### OBJECTIVE
Filter the records below and copy every line containing the word "AliExpress".

[Stored data]

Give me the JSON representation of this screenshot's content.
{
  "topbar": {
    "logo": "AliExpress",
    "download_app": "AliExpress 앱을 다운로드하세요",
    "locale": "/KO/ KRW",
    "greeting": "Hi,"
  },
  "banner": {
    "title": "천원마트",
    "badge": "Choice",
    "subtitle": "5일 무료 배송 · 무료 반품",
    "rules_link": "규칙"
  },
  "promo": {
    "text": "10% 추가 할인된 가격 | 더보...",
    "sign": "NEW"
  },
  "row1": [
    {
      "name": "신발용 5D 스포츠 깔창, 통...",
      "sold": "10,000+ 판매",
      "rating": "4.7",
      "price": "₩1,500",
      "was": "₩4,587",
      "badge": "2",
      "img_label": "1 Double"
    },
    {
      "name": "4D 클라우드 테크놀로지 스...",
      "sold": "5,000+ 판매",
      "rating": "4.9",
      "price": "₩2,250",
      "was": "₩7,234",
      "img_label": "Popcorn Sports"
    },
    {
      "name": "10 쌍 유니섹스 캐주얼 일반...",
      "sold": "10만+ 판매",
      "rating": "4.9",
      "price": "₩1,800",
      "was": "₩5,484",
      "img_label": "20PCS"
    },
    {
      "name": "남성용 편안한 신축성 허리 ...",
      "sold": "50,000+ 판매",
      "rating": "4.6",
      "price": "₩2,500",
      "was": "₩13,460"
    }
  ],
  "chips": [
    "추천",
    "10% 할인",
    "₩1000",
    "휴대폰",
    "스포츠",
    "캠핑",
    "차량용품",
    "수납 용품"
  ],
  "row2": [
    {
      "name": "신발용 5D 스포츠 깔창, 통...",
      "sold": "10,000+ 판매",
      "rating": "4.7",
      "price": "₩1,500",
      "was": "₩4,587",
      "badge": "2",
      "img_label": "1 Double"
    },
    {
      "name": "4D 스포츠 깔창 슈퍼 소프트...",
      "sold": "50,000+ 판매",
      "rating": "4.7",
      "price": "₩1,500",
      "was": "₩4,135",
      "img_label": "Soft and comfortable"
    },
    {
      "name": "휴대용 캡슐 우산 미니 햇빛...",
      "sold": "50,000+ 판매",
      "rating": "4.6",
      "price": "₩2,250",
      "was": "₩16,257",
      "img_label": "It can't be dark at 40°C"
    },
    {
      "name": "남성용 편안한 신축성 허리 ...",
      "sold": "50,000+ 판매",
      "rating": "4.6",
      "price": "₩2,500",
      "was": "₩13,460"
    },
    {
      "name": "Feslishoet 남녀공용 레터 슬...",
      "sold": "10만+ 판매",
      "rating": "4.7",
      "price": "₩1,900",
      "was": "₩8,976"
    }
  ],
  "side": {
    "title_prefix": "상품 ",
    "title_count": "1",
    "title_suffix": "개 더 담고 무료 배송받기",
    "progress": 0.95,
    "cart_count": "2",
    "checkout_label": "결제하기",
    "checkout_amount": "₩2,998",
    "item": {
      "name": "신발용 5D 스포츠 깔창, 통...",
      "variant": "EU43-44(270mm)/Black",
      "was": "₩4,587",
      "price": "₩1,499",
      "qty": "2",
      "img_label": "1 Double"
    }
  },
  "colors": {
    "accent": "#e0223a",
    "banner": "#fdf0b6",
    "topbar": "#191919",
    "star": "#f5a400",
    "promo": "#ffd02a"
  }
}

### COMPLETE ANSWER
    "logo": "AliExpress",
    "download_app": "AliExpress 앱을 다운로드하세요",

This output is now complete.